Stored entries
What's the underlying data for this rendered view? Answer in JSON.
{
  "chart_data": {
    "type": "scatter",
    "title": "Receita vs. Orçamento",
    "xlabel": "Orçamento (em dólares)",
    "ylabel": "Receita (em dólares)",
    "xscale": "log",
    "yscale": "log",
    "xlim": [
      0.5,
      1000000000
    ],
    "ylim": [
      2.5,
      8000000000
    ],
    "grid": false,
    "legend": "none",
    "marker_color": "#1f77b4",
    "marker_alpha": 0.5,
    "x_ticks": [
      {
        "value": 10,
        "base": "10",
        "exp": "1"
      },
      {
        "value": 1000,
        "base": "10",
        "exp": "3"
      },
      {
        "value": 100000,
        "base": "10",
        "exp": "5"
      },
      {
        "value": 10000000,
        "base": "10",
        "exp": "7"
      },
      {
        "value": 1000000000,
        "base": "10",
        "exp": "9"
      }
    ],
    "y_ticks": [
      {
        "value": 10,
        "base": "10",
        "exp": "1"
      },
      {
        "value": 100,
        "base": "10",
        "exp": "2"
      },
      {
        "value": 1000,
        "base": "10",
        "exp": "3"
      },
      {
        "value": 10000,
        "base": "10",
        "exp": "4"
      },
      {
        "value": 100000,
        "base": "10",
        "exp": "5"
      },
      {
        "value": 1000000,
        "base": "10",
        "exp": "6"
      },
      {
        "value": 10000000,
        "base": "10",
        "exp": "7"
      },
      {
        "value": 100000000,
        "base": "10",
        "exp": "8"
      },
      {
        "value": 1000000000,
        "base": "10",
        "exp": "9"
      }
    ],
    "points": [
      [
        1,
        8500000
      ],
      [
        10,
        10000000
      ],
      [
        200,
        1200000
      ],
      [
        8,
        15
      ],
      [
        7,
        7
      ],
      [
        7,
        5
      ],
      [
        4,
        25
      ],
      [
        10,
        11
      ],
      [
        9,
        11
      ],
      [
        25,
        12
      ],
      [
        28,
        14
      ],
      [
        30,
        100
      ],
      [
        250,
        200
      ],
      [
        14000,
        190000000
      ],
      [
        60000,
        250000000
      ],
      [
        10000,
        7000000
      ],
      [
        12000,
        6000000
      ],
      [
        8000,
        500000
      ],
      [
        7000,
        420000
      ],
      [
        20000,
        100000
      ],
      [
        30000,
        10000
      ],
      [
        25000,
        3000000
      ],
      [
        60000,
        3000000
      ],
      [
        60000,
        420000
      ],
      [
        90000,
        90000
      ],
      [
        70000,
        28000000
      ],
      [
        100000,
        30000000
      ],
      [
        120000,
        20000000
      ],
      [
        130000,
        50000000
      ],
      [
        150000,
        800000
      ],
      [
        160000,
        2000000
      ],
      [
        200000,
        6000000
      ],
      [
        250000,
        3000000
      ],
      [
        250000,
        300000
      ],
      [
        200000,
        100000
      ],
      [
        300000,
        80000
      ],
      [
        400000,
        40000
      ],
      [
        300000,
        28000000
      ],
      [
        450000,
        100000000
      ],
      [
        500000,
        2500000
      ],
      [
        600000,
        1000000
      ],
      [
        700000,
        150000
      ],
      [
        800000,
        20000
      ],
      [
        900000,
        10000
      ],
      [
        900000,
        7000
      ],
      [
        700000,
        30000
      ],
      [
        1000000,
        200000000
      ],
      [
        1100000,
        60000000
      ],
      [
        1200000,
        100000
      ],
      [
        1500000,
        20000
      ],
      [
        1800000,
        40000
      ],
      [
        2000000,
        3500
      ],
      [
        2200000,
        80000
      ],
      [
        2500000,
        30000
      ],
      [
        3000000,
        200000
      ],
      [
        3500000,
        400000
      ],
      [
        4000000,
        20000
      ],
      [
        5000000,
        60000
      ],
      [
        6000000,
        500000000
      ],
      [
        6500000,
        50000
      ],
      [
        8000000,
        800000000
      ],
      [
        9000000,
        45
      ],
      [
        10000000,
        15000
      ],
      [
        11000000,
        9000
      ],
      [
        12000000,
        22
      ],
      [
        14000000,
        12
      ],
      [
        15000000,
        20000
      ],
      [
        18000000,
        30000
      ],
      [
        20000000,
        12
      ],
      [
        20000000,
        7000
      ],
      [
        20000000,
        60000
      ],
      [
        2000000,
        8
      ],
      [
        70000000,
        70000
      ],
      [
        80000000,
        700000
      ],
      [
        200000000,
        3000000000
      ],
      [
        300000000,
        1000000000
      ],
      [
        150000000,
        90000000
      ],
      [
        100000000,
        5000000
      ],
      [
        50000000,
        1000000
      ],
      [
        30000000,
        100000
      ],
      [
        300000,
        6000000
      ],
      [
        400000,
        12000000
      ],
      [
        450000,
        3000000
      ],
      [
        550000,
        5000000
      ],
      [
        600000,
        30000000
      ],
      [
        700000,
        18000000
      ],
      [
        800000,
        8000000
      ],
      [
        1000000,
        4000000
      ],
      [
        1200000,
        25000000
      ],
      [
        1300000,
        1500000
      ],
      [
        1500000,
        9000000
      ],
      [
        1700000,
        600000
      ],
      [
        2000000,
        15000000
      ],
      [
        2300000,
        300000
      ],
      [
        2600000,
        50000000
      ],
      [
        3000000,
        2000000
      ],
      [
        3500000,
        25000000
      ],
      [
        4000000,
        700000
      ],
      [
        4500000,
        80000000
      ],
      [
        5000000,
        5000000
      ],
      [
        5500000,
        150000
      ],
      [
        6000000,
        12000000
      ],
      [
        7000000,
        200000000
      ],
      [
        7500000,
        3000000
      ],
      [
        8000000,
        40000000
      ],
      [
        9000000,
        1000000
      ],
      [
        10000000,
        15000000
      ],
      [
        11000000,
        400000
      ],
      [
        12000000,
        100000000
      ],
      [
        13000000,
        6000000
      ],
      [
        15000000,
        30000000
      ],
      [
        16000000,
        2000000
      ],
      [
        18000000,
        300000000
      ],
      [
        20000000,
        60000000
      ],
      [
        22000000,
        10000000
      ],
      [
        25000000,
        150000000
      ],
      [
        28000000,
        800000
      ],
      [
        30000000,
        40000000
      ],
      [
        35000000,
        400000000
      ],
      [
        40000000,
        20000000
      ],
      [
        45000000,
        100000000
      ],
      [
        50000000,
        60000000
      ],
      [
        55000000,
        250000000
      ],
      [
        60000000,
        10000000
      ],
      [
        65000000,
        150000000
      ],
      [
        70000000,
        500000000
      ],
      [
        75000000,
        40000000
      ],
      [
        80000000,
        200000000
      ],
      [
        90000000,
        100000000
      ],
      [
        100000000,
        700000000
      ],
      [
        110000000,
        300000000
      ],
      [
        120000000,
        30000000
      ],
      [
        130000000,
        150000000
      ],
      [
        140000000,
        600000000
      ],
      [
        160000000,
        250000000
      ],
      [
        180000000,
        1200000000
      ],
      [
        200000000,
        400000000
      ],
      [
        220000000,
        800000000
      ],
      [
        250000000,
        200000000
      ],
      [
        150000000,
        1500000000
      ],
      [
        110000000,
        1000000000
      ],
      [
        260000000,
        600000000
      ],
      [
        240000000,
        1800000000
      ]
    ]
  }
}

| Work to do |
Report how many lines in this data include the string "Orçamento", and nothing else.

| Answer to the problem |
2